• **Document extract**:

=== Section Start ===

Sac1 is an allosteric enzyme. (A) Concentration dependence of PI(4)P hydrolysis. Initial velocities were determined from reaction progress curves and were plotted vs substrate concentration (x-axis). The data were fit to the Hill equation. The Hill coefficient h is 4.5 ± 0.3, and the K_0.5 is 16 ± 2 μM. (B) Sedimentation velocity AUC measurements of Sac1 in solution at different concentrations [1 (—) and 0.1 mg/mL (---)]. The differential sedimentation coefficient distribution c(s) is plotted vs the sedimentation coefficient. Sac1 is predominantly in the monomeric form (95%) at a protein concentration of 0.1 mg/mL (---).

Figure 2

Allosteric activation of Sac1 by its product PtdIns. (A) Concentration-dependent activation of Sac1 by PtdIns. The reactions were conducted with a fixed amount of substrate PI(4)P and varying amounts of PtdIns. Initial velocities obtained from each progress curve were plotted vs PtdIns concentration. (B) PI(4)P hydrolysis in the presence of 50 μM diC₈ PtdIns (●). The initial velocity data were plotted and fit to the Michaelis–Menten equation. Full activation of Sac1 by PtdIns results in a hyperbolic kinetic curve. For comparison, the kinetic curve without an activator (▽, the same curve shown in Figure 1A) is also plotted on the same scale. (C) Sedimentation velocity AUC measurements of Sac1 in solution. Differential sedimentation coefficient distribution c(s) plotted vs sedimentation coefficient. Experiments were conducted with a protein concentration of 0.1 mg/mL in the absence of PtdIns (—) or in the presence of 20 (−–−) or 50 μM diC₈ PtdIns (···).

=== Section End ===

• **Try it**:
Reproduce the Sac1 figure captions in full, with every character unchanged. The listing is not needed for this work.

• **Extracted records**:
=== Section Start ===

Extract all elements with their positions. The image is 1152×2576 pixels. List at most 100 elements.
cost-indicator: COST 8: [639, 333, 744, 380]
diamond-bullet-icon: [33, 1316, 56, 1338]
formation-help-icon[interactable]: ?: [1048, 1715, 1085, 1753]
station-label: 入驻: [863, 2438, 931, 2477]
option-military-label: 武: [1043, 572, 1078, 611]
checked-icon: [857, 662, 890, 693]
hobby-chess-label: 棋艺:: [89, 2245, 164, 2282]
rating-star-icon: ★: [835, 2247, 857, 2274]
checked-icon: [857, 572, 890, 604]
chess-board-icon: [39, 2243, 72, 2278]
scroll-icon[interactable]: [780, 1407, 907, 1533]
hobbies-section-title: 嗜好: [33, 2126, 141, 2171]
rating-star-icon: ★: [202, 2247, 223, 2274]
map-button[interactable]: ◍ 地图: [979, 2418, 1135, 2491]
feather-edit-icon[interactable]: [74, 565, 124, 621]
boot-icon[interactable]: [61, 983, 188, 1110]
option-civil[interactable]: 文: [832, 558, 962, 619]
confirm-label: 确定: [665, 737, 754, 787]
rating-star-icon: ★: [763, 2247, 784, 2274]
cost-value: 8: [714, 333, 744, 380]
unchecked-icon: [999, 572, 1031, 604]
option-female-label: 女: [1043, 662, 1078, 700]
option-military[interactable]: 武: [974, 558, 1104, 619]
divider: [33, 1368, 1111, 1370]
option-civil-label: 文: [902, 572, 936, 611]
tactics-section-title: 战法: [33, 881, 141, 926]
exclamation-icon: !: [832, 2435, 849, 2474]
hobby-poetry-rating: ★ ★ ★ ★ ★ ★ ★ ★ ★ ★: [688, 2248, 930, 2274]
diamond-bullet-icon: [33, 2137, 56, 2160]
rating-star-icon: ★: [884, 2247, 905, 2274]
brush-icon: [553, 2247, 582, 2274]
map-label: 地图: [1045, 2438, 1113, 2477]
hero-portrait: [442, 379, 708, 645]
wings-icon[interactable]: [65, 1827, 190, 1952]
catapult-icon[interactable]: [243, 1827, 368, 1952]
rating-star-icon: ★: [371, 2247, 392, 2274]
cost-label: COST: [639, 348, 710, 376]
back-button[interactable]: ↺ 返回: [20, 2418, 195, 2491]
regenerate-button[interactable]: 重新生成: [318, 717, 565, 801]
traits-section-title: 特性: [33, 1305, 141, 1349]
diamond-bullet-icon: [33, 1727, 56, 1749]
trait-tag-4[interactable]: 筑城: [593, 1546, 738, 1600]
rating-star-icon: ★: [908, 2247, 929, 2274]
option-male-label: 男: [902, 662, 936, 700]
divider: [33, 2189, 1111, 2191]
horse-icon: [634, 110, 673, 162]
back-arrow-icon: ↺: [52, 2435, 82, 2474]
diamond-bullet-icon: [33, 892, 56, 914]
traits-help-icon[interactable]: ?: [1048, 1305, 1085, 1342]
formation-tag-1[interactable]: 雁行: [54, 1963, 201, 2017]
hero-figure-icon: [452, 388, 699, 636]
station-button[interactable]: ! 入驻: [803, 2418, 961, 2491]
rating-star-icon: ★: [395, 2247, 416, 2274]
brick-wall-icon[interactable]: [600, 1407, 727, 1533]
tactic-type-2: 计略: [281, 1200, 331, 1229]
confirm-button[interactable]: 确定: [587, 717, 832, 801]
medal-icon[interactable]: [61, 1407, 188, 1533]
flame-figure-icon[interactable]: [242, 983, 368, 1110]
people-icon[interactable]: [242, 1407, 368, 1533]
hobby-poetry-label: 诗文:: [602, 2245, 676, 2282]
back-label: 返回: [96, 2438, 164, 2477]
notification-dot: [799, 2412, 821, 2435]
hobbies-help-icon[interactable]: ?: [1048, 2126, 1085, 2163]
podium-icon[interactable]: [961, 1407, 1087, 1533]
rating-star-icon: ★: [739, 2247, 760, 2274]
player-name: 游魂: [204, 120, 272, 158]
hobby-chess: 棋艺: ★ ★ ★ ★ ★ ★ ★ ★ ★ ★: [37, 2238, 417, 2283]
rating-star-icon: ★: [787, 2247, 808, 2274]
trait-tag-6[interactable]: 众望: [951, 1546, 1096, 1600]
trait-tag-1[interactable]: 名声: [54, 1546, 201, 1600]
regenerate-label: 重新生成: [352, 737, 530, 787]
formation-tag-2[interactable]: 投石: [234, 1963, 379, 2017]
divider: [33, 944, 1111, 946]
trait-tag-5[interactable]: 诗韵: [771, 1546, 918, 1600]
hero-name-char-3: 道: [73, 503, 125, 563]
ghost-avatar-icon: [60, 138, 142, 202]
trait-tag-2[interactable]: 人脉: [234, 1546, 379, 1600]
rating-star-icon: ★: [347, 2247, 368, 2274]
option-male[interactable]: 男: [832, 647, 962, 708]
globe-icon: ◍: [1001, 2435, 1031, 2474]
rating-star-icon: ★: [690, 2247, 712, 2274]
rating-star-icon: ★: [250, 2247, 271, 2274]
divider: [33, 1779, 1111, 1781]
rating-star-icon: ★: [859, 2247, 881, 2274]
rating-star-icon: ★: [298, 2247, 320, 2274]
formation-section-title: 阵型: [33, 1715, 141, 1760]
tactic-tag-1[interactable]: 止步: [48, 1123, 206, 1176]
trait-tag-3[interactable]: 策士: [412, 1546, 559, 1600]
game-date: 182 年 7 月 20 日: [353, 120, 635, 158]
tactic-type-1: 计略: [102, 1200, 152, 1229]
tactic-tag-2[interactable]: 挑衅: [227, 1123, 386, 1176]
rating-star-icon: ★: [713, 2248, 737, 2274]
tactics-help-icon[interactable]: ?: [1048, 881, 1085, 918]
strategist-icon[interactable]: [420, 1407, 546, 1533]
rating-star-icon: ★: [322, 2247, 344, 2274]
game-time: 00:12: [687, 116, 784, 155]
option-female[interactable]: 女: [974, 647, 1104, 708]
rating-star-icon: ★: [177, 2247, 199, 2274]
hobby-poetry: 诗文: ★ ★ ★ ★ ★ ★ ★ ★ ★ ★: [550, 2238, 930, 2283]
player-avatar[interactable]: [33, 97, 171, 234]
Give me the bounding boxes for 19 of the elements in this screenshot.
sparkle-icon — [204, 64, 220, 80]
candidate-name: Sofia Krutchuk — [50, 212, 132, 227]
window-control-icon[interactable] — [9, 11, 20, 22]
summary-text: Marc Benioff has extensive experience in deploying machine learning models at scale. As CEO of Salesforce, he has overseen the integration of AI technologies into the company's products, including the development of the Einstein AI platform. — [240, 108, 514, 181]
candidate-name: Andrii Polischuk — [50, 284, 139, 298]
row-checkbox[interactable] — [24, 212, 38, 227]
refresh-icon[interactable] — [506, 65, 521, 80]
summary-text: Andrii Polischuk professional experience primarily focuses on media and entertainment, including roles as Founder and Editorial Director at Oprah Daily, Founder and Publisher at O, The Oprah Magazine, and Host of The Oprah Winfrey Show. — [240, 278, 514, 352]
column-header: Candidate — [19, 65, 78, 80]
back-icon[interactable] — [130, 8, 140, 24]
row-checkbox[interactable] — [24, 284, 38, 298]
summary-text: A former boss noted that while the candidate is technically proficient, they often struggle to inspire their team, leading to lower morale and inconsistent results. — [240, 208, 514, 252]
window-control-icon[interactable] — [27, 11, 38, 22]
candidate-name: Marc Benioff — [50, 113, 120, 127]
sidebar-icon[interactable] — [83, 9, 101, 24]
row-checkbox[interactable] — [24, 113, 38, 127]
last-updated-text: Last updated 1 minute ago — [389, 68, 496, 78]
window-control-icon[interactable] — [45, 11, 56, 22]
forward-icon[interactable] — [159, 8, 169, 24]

=== Section End ===

• **Answer to this problem**:
Sac1 is an allosteric enzyme. (A) Concentration dependence of PI(4)P hydrolysis. Initial velocities were determined from reaction progress curves and were plotted vs substrate concentration (x-axis). The data were fit to the Hill equation. The Hill coefficient h is 4.5 ± 0.3, and the K_0.5 is 16 ± 2 μM. (B) Sedimentation velocity AUC measurements of Sac1 in solution at different concentrations [1 (—) and 0.1 mg/mL (---)]. The differential sedimentation coefficient distribution c(s) is plotted vs the sedimentation coefficient. Sac1 is predominantly in the monomeric form (95%) at a protein concentration of 0.1 mg/mL (---).

Figure 2

Allosteric activation of Sac1 by its product PtdIns. (A) Concentration-dependent activation of Sac1 by PtdIns. The reactions were conducted with a fixed amount of substrate PI(4)P and varying amounts of PtdIns. Initial velocities obtained from each progress curve were plotted vs PtdIns concentration. (B) PI(4)P hydrolysis in the presence of 50 μM diC₈ PtdIns (●). The initial velocity data were plotted and fit to the Michaelis–Menten equation. Full activation of Sac1 by PtdIns results in a hyperbolic kinetic curve. For comparison, the kinetic curve without an activator (▽, the same curve shown in Figure 1A) is also plotted on the same scale. (C) Sedimentation velocity AUC measurements of Sac1 in solution. Differential sedimentation coefficient distribution c(s) plotted vs sedimentation coefficient. Experiments were conducted with a protein concentration of 0.1 mg/mL in the absence of PtdIns (—) or in the presence of 20 (−–−) or 50 μM diC₈ PtdIns (···).